- **The task**: Exactly as given, repeat all of the entries.

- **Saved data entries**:
/---

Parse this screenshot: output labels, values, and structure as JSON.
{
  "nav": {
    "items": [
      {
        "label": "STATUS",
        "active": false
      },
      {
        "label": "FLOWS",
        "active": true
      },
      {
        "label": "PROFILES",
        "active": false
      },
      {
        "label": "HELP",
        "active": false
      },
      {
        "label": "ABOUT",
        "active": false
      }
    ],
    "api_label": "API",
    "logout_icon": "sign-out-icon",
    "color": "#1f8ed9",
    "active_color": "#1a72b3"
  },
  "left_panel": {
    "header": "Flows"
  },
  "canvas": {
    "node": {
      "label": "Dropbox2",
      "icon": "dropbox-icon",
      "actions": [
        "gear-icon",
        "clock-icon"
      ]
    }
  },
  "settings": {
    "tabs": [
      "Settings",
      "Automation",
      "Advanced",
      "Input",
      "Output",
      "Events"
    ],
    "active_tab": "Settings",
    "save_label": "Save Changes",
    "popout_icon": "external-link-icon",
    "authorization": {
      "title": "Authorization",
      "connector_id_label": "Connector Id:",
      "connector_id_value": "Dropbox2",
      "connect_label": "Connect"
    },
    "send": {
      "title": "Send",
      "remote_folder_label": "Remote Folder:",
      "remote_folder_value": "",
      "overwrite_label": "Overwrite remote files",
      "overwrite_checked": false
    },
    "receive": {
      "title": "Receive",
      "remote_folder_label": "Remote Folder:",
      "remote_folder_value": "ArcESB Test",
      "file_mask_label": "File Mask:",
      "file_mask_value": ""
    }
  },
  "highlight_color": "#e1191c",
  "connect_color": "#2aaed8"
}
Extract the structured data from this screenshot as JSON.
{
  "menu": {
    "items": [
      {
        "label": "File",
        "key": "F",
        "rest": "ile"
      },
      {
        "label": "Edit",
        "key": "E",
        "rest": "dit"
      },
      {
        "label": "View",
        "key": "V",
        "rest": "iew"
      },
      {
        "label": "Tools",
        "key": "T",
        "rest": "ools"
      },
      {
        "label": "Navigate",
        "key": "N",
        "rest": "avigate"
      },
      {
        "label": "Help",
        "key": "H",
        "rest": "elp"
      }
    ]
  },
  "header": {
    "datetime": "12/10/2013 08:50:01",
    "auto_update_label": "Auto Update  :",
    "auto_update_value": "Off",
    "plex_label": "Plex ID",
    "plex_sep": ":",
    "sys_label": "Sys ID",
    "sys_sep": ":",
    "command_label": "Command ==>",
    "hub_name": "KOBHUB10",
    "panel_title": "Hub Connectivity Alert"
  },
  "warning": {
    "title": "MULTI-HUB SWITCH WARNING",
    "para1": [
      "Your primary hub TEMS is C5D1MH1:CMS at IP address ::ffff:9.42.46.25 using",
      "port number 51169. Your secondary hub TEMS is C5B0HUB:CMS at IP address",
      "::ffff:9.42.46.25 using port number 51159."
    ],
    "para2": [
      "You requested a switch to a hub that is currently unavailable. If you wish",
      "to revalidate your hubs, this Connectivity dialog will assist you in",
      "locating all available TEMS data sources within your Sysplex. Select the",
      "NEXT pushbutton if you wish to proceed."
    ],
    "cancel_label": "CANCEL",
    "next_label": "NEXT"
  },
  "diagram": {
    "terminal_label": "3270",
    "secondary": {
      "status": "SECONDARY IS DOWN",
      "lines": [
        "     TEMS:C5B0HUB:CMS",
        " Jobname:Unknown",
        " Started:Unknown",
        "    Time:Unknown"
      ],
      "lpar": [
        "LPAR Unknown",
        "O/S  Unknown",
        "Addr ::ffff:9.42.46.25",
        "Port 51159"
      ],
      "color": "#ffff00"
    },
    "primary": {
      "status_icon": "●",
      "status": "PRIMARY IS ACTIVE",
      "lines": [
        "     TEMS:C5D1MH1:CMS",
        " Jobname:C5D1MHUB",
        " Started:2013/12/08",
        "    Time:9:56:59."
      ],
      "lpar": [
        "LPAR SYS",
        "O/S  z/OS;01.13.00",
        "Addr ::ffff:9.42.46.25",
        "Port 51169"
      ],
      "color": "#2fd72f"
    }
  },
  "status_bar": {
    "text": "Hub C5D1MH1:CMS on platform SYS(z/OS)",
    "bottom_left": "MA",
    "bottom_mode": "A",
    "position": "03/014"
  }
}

\---

- **Solution to the problem**:
Parse this screenshot: output labels, values, and structure as JSON.
{
  "nav": {
    "items": [
      {
        "label": "STATUS",
        "active": false
      },
      {
        "label": "FLOWS",
        "active": true
      },
      {
        "label": "PROFILES",
        "active": false
      },
      {
        "label": "HELP",
        "active": false
      },
      {
        "label": "ABOUT",
        "active": false
      }
    ],
    "api_label": "API",
    "logout_icon": "sign-out-icon",
    "color": "#1f8ed9",
    "active_color": "#1a72b3"
  },
  "left_panel": {
    "header": "Flows"
  },
  "canvas": {
    "node": {
      "label": "Dropbox2",
      "icon": "dropbox-icon",
      "actions": [
        "gear-icon",
        "clock-icon"
      ]
    }
  },
  "settings": {
    "tabs": [
      "Settings",
      "Automation",
      "Advanced",
      "Input",
      "Output",
      "Events"
    ],
    "active_tab": "Settings",
    "save_label": "Save Changes",
    "popout_icon": "external-link-icon",
    "authorization": {
      "title": "Authorization",
      "connector_id_label": "Connector Id:",
      "connector_id_value": "Dropbox2",
      "connect_label": "Connect"
    },
    "send": {
      "title": "Send",
      "remote_folder_label": "Remote Folder:",
      "remote_folder_value": "",
      "overwrite_label": "Overwrite remote files",
      "overwrite_checked": false
    },
    "receive": {
      "title": "Receive",
      "remote_folder_label": "Remote Folder:",
      "remote_folder_value": "ArcESB Test",
      "file_mask_label": "File Mask:",
      "file_mask_value": ""
    }
  },
  "highlight_color": "#e1191c",
  "connect_color": "#2aaed8"
}
Extract the structured data from this screenshot as JSON.
{
  "menu": {
    "items": [
      {
        "label": "File",
        "key": "F",
        "rest": "ile"
      },
      {
        "label": "Edit",
        "key": "E",
        "rest": "dit"
      },
      {
        "label": "View",
        "key": "V",
        "rest": "iew"
      },
      {
        "label": "Tools",
        "key": "T",
        "rest": "ools"
      },
      {
        "label": "Navigate",
        "key": "N",
        "rest": "avigate"
      },
      {
        "label": "Help",
        "key": "H",
        "rest": "elp"
      }
    ]
  },
  "header": {
    "datetime": "12/10/2013 08:50:01",
    "auto_update_label": "Auto Update  :",
    "auto_update_value": "Off",
    "plex_label": "Plex ID",
    "plex_sep": ":",
    "sys_label": "Sys ID",
    "sys_sep": ":",
    "command_label": "Command ==>",
    "hub_name": "KOBHUB10",
    "panel_title": "Hub Connectivity Alert"
  },
  "warning": {
    "title": "MULTI-HUB SWITCH WARNING",
    "para1": [
      "Your primary hub TEMS is C5D1MH1:CMS at IP address ::ffff:9.42.46.25 using",
      "port number 51169. Your secondary hub TEMS is C5B0HUB:CMS at IP address",
      "::ffff:9.42.46.25 using port number 51159."
    ],
    "para2": [
      "You requested a switch to a hub that is currently unavailable. If you wish",
      "to revalidate your hubs, this Connectivity dialog will assist you in",
      "locating all available TEMS data sources within your Sysplex. Select the",
      "NEXT pushbutton if you wish to proceed."
    ],
    "cancel_label": "CANCEL",
    "next_label": "NEXT"
  },
  "diagram": {
    "terminal_label": "3270",
    "secondary": {
      "status": "SECONDARY IS DOWN",
      "lines": [
        "     TEMS:C5B0HUB:CMS",
        " Jobname:Unknown",
        " Started:Unknown",
        "    Time:Unknown"
      ],
      "lpar": [
        "LPAR Unknown",
        "O/S  Unknown",
        "Addr ::ffff:9.42.46.25",
        "Port 51159"
      ],
      "color": "#ffff00"
    },
    "primary": {
      "status_icon": "●",
      "status": "PRIMARY IS ACTIVE",
      "lines": [
        "     TEMS:C5D1MH1:CMS",
        " Jobname:C5D1MHUB",
        " Started:2013/12/08",
        "    Time:9:56:59."
      ],
      "lpar": [
        "LPAR SYS",
        "O/S  z/OS;01.13.00",
        "Addr ::ffff:9.42.46.25",
        "Port 51169"
      ],
      "color": "#2fd72f"
    }
  },
  "status_bar": {
    "text": "Hub C5D1MH1:CMS on platform SYS(z/OS)",
    "bottom_left": "MA",
    "bottom_mode": "A",
    "position": "03/014"
  }
}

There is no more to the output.